NPS is a government-backed pension scheme to which you can contribute throughout your earning years, and then withdraw money from it regularly on retirement. NPS is a low-cost retirement product which is market-linked, and also offers a host of tax benefits. There are two different types of NPS account – the Tier 1 account and the Tier 2 account. Let us know about the similarities and the differences between NPS Tier 1 vs Tier 2 accounts.
NPS Tier 1 Account
Tier -1 is the basic retirement account and this is created by default when you open an NPS account. On opening an NPS Tier 1 account, you are allotted a PRAN (Permanent Retirement Account Number) which is the unique identification for your NPS account.
NPS Tier 2 Account
Tier 2 account is a voluntary account which can be opened only if you have an existing Tier 1 account. This account is flexible in terms of deposits and withdrawals.
Now, let us understand the similarities between these two.

_Data segment_

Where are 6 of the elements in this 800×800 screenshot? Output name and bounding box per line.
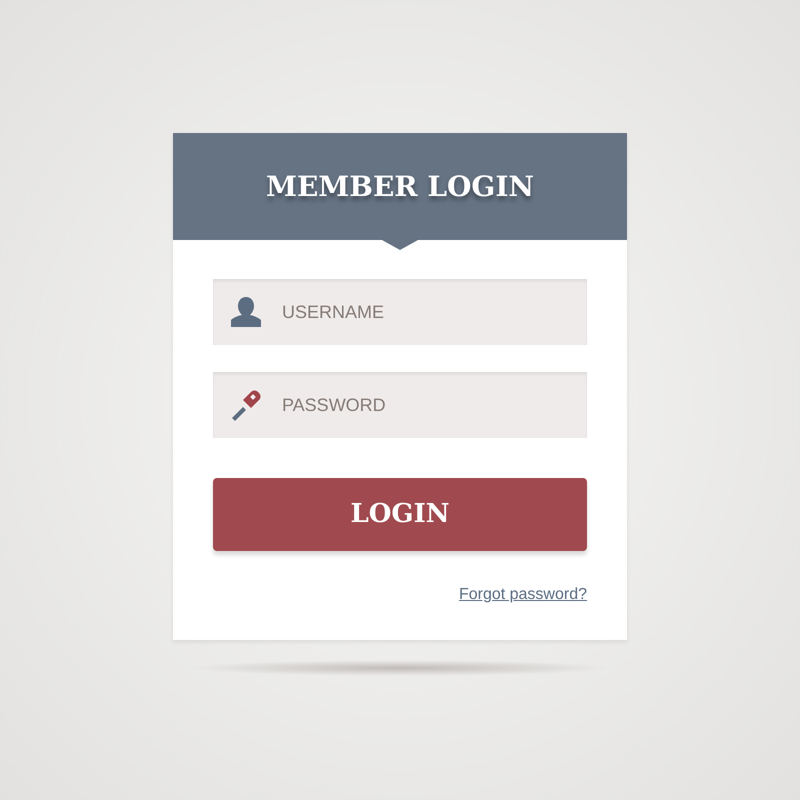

_What is needed_
Please reproduce the NPS text above word for word, beginning at "NPS Tier 2 Account" and stopping after "between these two.".

_Reply to the exercise_
NPS Tier 2 Account
Tier 2 account is a voluntary account which can be opened only if you have an existing Tier 1 account. This account is flexible in terms of deposits and withdrawals.
Now, let us understand the similarities between these two.